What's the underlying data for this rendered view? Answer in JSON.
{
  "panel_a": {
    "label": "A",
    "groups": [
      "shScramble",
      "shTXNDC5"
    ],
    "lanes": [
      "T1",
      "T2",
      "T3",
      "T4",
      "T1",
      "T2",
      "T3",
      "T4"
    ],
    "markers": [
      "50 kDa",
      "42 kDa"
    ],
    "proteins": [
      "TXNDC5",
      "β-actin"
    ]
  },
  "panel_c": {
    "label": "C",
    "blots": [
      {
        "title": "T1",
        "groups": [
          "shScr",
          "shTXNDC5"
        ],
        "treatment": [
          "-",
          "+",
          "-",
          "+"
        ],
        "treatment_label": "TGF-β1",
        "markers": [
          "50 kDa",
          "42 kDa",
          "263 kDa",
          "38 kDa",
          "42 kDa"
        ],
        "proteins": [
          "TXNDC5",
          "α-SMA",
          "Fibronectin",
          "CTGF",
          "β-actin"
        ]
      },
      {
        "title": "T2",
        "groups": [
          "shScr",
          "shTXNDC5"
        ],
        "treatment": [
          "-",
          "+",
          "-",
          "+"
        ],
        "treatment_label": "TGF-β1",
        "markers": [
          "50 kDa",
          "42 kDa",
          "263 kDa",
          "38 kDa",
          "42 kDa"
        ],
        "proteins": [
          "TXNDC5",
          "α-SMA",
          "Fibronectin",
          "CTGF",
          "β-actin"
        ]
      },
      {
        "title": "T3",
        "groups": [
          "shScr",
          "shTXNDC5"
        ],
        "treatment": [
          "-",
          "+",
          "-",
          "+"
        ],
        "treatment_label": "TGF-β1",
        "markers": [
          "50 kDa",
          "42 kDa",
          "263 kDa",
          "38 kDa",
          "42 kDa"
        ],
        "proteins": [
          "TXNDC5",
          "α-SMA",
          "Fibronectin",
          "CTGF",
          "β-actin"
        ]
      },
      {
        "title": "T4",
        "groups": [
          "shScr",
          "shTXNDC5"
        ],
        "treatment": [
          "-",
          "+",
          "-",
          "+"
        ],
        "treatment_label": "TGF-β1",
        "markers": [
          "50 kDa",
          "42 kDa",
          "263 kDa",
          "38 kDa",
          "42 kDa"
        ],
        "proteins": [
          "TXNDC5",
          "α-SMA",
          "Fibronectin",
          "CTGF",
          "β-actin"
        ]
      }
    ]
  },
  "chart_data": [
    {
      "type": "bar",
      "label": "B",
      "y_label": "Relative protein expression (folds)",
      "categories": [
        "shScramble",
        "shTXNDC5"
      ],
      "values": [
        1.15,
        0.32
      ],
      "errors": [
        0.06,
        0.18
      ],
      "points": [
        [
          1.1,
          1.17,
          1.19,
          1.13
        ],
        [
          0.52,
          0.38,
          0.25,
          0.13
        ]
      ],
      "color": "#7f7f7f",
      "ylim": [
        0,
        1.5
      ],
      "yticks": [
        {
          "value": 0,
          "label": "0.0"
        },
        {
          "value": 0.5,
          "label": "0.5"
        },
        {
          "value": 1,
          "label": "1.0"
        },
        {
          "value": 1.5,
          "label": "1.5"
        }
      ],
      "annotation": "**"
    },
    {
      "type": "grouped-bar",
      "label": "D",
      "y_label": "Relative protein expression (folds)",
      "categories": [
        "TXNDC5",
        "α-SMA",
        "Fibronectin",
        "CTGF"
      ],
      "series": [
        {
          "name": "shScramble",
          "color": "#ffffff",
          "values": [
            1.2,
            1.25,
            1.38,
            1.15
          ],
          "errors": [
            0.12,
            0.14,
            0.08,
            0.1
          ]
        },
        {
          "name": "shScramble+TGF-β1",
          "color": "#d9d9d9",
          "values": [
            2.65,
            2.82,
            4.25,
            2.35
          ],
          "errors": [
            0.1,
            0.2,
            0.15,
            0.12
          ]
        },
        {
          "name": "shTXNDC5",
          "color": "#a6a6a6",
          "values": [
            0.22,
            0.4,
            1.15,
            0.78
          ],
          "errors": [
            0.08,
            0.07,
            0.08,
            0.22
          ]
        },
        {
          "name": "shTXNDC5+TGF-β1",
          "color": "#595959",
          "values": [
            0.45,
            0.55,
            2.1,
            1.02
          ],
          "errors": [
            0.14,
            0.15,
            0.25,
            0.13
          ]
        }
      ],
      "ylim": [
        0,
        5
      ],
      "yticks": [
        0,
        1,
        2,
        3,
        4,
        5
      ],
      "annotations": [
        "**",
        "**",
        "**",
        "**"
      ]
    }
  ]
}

------------------------

-- What to produce --
Across the records, count each line that holds the string "shScramble". Respond with the number only.

-- Task solution --
4